» **What is expected**: Work out how many lines of the records contain "locomotiva". Answer with the number and nothing else.

Stored items:
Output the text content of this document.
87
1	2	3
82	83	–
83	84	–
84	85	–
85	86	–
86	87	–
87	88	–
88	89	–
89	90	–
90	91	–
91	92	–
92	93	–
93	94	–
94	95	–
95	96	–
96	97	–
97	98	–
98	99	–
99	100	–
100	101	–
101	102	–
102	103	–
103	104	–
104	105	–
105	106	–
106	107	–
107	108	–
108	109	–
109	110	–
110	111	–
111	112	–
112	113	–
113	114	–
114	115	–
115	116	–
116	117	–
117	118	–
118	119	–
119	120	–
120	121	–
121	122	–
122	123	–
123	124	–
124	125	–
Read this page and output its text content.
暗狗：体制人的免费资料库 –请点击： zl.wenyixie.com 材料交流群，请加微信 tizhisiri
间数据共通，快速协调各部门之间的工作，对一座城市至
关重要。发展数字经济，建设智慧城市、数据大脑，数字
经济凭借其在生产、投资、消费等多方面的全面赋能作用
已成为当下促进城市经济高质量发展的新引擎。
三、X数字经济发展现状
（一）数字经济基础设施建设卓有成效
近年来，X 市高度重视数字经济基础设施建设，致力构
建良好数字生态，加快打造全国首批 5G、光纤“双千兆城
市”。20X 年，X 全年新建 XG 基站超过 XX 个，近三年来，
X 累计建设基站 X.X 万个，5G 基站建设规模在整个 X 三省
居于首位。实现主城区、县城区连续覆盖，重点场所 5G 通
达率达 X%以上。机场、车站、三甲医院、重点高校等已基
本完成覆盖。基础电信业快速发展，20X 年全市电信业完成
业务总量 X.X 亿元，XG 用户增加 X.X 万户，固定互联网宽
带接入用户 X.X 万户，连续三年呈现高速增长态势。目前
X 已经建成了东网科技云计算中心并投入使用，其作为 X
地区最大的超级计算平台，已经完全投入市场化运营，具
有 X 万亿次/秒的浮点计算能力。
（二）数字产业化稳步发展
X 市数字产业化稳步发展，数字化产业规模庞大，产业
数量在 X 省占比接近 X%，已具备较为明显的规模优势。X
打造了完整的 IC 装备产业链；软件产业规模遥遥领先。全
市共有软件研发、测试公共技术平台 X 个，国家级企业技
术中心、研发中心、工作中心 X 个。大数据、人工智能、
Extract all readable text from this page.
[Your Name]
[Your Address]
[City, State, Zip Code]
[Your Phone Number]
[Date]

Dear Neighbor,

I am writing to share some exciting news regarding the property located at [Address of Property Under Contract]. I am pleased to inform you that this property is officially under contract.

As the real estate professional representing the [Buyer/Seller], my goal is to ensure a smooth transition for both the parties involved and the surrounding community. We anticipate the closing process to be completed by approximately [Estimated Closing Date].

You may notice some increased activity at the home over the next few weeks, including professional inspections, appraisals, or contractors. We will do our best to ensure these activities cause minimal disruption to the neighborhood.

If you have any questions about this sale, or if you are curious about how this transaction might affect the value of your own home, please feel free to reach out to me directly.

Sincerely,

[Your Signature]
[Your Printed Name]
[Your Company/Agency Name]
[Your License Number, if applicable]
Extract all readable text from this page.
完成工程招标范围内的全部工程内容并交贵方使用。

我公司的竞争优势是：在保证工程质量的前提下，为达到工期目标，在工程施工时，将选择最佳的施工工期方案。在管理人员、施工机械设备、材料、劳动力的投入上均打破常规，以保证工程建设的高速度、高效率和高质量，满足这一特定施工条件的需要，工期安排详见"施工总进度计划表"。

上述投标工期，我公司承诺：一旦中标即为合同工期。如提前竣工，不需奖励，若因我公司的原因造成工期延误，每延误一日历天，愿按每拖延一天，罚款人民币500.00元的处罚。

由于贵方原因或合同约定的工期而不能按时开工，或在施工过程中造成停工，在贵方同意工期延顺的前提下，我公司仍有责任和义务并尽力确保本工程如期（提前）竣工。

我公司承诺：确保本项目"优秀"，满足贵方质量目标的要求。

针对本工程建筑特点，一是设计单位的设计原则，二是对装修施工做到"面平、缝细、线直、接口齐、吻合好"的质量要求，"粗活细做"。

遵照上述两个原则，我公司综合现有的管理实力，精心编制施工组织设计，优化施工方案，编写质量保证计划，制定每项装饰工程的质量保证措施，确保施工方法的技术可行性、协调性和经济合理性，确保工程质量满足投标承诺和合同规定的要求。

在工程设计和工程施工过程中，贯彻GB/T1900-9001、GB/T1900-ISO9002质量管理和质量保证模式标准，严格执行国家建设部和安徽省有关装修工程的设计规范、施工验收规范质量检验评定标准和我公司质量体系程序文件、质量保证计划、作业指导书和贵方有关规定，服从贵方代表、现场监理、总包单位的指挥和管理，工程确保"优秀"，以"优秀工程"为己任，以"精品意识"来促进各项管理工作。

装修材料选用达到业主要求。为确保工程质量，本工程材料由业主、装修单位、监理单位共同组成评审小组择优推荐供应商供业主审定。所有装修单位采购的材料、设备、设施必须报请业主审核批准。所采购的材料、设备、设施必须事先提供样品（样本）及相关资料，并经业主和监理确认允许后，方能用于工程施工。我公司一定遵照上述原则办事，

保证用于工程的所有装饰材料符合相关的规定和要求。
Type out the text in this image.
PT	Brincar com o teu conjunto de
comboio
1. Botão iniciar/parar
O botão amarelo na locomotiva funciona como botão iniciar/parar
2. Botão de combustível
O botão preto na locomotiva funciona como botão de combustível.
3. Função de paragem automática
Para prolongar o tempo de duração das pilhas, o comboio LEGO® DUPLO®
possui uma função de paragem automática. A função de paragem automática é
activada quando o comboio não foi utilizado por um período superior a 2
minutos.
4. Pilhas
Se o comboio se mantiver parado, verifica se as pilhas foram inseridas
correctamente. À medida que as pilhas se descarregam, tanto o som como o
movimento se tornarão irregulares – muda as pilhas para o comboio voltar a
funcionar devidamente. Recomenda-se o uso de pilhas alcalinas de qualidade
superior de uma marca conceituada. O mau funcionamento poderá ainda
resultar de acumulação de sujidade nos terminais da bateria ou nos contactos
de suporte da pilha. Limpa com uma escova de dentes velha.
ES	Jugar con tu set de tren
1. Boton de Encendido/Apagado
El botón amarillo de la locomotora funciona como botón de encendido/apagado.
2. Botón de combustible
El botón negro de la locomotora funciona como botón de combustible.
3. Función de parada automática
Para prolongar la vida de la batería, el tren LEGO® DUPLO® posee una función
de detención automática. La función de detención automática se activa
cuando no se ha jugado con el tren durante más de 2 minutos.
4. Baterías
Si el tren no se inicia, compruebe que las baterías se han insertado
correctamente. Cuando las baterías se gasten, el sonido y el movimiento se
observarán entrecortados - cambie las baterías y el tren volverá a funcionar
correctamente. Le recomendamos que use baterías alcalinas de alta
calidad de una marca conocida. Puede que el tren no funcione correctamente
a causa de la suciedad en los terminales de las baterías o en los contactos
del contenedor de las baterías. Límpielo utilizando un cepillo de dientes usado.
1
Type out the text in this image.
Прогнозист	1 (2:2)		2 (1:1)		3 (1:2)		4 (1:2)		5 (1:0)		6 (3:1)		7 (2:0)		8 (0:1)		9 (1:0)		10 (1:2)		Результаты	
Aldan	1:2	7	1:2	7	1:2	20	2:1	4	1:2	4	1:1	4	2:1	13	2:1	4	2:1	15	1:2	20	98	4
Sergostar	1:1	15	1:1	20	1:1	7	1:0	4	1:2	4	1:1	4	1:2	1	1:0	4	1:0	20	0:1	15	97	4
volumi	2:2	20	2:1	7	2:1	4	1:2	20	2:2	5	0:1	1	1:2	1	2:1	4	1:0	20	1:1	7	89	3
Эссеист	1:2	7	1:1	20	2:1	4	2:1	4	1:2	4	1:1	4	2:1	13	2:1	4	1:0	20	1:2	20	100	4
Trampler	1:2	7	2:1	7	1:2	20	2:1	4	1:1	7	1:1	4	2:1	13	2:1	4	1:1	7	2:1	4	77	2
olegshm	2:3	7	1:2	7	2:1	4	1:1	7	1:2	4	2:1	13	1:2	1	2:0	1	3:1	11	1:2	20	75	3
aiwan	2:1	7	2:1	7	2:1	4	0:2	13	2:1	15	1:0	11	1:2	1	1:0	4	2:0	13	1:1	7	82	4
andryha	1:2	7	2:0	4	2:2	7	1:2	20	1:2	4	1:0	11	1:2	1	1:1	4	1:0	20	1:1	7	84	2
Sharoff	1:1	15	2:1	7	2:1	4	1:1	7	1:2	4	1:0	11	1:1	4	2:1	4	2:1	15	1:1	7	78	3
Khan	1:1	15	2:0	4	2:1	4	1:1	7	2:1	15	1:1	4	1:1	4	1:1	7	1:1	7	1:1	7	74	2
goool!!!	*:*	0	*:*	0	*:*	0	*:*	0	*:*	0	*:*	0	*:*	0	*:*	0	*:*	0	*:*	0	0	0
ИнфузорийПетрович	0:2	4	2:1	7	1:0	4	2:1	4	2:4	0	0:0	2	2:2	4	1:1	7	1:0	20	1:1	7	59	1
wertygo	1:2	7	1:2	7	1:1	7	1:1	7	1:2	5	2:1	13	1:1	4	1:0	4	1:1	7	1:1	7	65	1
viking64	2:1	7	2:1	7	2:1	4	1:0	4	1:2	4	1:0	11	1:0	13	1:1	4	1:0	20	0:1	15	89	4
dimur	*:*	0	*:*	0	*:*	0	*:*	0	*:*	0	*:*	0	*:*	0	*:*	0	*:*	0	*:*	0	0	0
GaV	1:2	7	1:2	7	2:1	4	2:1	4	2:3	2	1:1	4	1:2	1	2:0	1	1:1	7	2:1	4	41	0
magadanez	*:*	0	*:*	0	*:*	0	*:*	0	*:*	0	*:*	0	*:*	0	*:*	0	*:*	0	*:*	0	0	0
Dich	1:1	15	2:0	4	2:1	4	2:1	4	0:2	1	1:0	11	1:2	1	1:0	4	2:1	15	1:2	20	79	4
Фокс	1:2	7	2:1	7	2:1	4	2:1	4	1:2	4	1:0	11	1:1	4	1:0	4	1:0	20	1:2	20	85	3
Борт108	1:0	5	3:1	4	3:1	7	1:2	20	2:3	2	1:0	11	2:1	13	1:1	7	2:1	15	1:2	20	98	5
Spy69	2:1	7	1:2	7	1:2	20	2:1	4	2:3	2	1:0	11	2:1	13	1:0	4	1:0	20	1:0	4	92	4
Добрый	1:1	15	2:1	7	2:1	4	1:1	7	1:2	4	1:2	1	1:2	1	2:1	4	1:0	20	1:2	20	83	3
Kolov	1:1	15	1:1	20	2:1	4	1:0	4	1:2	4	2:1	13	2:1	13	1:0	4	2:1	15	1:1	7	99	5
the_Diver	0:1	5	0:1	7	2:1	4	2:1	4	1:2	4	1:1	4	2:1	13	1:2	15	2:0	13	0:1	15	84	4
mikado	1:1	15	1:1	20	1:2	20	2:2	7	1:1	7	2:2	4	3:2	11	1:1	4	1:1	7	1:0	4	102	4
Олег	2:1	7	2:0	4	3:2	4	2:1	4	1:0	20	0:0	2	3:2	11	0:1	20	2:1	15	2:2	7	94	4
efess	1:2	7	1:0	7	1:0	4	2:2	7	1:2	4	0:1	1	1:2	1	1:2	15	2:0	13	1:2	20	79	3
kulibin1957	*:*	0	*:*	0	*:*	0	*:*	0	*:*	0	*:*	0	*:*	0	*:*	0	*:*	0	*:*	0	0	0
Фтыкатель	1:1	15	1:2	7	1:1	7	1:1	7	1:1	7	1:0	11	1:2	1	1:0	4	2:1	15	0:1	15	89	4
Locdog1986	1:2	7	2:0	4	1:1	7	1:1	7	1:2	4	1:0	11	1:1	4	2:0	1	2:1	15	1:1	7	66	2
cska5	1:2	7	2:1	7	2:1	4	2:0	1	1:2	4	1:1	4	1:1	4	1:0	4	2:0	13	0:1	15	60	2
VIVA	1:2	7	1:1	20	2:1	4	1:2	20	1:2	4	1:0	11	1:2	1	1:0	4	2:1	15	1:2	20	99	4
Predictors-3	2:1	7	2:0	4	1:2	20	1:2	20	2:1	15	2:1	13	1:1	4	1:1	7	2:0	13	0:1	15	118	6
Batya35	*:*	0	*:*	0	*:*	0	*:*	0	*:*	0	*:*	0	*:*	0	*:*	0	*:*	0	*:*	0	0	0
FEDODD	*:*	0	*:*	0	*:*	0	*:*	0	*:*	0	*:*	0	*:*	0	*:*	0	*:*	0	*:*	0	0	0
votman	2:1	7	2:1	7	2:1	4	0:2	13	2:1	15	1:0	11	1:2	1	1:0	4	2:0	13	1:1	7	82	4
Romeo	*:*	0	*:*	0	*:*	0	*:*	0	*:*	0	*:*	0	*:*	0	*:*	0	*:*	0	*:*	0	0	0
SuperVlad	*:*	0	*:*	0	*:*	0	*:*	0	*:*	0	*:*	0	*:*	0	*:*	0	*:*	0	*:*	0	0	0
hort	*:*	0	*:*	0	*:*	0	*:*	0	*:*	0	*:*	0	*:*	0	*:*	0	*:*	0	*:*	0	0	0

» **Expected output**: 2